(Aim of the task): Work out how many lines include "frac" and answer with that number only.

[Recorded data]

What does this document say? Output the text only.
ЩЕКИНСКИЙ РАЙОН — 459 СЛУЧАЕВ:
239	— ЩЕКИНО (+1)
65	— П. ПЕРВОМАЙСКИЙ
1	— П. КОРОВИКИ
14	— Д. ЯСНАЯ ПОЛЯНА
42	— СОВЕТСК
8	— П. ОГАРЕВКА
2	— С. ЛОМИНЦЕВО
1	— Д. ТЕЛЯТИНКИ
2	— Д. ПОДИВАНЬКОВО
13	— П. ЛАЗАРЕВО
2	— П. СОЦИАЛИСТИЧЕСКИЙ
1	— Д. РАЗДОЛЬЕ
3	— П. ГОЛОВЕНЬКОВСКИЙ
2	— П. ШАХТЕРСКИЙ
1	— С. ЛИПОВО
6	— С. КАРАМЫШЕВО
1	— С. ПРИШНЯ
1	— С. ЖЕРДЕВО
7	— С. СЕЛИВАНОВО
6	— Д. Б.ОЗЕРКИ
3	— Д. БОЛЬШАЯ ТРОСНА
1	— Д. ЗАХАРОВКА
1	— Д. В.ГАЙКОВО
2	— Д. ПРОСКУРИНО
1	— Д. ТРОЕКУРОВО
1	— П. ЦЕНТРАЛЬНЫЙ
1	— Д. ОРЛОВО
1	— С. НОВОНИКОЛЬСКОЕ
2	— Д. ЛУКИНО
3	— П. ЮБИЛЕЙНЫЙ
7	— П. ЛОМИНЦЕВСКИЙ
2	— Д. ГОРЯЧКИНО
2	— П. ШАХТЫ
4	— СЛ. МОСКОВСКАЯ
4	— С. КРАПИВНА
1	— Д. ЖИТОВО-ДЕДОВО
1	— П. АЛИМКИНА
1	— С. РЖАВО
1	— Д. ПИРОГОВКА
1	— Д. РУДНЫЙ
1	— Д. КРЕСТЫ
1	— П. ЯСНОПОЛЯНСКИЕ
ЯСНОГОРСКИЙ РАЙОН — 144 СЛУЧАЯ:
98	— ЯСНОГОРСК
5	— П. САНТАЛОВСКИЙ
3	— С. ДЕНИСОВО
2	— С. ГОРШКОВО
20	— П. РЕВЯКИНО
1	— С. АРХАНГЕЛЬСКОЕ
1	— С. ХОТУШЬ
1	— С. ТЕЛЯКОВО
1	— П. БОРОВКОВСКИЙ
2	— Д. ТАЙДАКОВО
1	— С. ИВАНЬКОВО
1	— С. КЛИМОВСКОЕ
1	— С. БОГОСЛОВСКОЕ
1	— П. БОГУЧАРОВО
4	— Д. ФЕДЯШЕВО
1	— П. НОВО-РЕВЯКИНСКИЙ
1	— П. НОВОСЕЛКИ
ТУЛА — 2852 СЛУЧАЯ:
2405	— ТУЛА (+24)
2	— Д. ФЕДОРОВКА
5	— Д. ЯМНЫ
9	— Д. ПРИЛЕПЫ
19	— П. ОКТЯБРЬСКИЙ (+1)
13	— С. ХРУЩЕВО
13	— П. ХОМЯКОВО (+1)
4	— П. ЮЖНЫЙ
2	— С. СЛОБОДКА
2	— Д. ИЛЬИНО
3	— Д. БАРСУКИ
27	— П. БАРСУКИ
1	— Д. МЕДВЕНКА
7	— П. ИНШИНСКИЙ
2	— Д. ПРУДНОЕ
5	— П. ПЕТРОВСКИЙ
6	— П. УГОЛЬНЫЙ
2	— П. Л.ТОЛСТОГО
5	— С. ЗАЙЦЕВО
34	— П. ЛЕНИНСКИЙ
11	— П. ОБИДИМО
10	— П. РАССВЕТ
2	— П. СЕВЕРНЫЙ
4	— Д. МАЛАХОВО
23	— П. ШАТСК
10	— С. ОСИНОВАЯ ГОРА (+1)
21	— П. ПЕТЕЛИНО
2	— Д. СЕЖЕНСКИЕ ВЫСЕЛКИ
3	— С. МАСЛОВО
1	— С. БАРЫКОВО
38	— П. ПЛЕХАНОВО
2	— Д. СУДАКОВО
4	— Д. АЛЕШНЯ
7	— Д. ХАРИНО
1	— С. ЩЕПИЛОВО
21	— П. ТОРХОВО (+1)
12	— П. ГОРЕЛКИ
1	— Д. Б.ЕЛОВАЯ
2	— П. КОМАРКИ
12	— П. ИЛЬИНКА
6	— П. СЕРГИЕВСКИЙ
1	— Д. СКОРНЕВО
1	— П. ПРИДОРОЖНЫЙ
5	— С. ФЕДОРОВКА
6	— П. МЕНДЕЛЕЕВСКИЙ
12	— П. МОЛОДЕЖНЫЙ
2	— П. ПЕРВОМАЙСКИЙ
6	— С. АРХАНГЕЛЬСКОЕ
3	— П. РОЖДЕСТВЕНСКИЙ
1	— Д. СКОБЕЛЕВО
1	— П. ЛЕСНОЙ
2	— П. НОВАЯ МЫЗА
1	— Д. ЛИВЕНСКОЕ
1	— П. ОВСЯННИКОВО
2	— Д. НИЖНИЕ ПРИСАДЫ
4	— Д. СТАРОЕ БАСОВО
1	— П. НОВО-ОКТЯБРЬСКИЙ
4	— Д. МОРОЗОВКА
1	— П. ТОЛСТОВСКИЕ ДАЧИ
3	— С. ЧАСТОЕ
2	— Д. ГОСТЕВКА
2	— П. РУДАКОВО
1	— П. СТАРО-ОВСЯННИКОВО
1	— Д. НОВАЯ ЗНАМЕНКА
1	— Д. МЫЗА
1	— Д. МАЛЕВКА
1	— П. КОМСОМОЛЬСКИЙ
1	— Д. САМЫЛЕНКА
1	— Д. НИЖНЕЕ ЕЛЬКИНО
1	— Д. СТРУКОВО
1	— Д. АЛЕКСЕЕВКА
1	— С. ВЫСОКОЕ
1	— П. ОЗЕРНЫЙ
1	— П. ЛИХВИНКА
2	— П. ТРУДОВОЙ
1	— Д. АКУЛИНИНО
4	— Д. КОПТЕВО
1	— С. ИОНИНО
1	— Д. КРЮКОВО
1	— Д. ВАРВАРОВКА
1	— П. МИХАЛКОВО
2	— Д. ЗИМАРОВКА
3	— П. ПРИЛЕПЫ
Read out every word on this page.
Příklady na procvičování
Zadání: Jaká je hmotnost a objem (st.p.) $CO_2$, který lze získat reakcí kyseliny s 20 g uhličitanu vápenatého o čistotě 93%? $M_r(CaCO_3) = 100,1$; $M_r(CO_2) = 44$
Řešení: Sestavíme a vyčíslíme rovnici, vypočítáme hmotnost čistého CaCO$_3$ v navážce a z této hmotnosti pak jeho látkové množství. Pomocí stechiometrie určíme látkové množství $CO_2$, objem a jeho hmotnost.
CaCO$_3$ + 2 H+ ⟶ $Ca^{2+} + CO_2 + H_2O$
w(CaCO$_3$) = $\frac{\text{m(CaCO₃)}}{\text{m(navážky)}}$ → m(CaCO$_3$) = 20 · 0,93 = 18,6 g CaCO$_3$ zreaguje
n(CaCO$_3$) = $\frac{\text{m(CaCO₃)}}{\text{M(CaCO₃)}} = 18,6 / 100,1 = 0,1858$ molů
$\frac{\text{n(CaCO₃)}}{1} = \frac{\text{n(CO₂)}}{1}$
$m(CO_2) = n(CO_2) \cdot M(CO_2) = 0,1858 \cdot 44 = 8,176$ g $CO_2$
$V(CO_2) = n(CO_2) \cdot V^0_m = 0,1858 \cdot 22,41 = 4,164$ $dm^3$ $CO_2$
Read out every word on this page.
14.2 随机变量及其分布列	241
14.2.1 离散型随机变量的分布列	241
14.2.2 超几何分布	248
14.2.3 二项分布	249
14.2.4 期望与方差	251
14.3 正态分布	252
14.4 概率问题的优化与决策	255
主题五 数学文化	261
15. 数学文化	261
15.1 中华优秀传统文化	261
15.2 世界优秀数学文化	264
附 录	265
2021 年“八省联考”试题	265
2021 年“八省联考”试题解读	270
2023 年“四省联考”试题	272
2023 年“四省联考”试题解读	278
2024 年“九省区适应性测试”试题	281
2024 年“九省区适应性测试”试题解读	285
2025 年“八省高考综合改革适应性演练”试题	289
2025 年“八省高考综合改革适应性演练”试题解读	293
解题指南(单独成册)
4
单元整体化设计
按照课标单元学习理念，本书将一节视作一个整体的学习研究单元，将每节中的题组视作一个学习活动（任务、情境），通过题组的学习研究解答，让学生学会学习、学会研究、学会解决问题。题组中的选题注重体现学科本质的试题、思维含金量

(Result of the task): 3